## Set problem
Copy every line of the material below verbatim, omitting the pictures.

— start —

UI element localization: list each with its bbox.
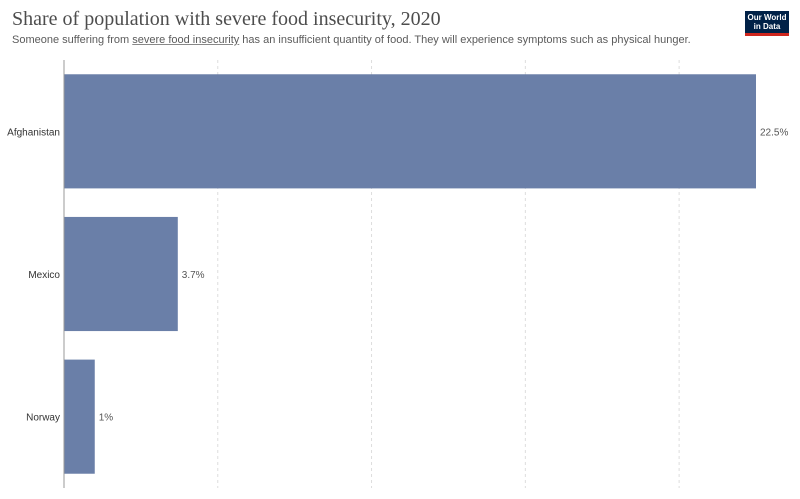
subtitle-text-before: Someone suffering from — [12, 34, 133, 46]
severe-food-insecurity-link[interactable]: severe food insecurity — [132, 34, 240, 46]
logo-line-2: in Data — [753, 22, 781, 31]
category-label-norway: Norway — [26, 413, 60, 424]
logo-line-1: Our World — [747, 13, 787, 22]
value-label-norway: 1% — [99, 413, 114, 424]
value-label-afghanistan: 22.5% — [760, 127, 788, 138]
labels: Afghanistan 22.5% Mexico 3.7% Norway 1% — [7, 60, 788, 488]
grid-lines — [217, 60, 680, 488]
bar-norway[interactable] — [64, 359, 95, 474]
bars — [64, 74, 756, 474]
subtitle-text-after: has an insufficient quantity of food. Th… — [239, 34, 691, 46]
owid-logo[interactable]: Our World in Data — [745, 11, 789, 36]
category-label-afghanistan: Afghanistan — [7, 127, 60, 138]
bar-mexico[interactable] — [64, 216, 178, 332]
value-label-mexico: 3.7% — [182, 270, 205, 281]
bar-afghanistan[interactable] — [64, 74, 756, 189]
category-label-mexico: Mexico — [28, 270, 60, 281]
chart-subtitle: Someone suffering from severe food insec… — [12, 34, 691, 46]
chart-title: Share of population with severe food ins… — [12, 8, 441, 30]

— end —

## Response to the task
UI element localization: list each with its bbox.
subtitle-text-before: Someone suffering from — [12, 34, 133, 46]
severe-food-insecurity-link[interactable]: severe food insecurity — [132, 34, 240, 46]
logo-line-2: in Data — [753, 22, 781, 31]
category-label-norway: Norway — [26, 413, 60, 424]
logo-line-1: Our World — [747, 13, 787, 22]
value-label-norway: 1% — [99, 413, 114, 424]
value-label-afghanistan: 22.5% — [760, 127, 788, 138]
labels: Afghanistan 22.5% Mexico 3.7% Norway 1% — [7, 60, 788, 488]
grid-lines — [217, 60, 680, 488]
bar-norway[interactable] — [64, 359, 95, 474]
bars — [64, 74, 756, 474]
subtitle-text-after: has an insufficient quantity of food. Th… — [239, 34, 691, 46]
owid-logo[interactable]: Our World in Data — [745, 11, 789, 36]
category-label-afghanistan: Afghanistan — [7, 127, 60, 138]
bar-mexico[interactable] — [64, 216, 178, 332]
value-label-mexico: 3.7% — [182, 270, 205, 281]
bar-afghanistan[interactable] — [64, 74, 756, 189]
category-label-mexico: Mexico — [28, 270, 60, 281]
chart-subtitle: Someone suffering from severe food insec… — [12, 34, 691, 46]
chart-title: Share of population with severe food ins… — [12, 8, 441, 30]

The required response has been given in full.